__DATA FOR THE TASK__:
::::::::::
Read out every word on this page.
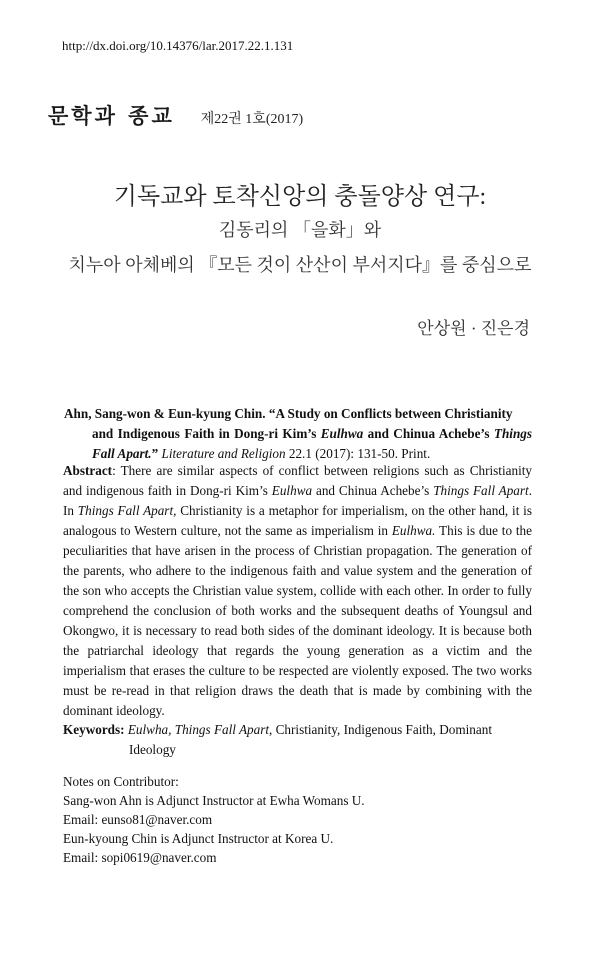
http://dx.doi.org/10.14376/lar.2017.22.1.131
문학과 종교 제22권 1호(2017)
기독교와 토착신앙의 충돌양상 연구:
김동리의 「을화」와
치누아 아체베의 『모든 것이 산산이 부서지다』를 중심으로
안상원 · 진은경
Ahn, Sang-won & Eun-kyung Chin. “A Study on Conflicts between Christianity
and Indigenous Faith in Dong-ri Kim’s Eulhwa and Chinua Achebe’s Things Fall Apart.” Literature and Religion 22.1 (2017): 131-50. Print.
Abstract: There are similar aspects of conflict between religions such as Christianity and indigenous faith in Dong-ri Kim’s Eulhwa and Chinua Achebe’s Things Fall Apart. In Things Fall Apart, Christianity is a metaphor for imperialism, on the other hand, it is analogous to Western culture, not the same as imperialism in Eulhwa. This is due to the peculiarities that have arisen in the process of Christian propagation. The generation of the parents, who adhere to the indigenous faith and value system and the generation of the son who accepts the Christian value system, collide with each other. In order to fully comprehend the conclusion of both works and the subsequent deaths of Youngsul and Okongwo, it is necessary to read both sides of the dominant ideology. It is because both the patriarchal ideology that regards the young generation as a victim and the imperialism that erases the culture to be respected are violently exposed. The two works must be re-read in that religion draws the death that is made by combining with the dominant ideology.
Keywords: Eulwha, Things Fall Apart, Christianity, Indigenous Faith, Dominant
Ideology
Notes on Contributor:
Sang-won Ahn is Adjunct Instructor at Ewha Womans U.
Email: eunso81@naver.com
Eun-kyoung Chin is Adjunct Instructor at Korea U.
Email: sopi0619@naver.com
::::::::::
__DO THIS__: Check each line of the records for the word "Instructor", and show the lines that contain it.

__TASK SOLUTION__:
Sang-won Ahn is Adjunct Instructor at Ewha Womans U.
Eun-kyoung Chin is Adjunct Instructor at Korea U.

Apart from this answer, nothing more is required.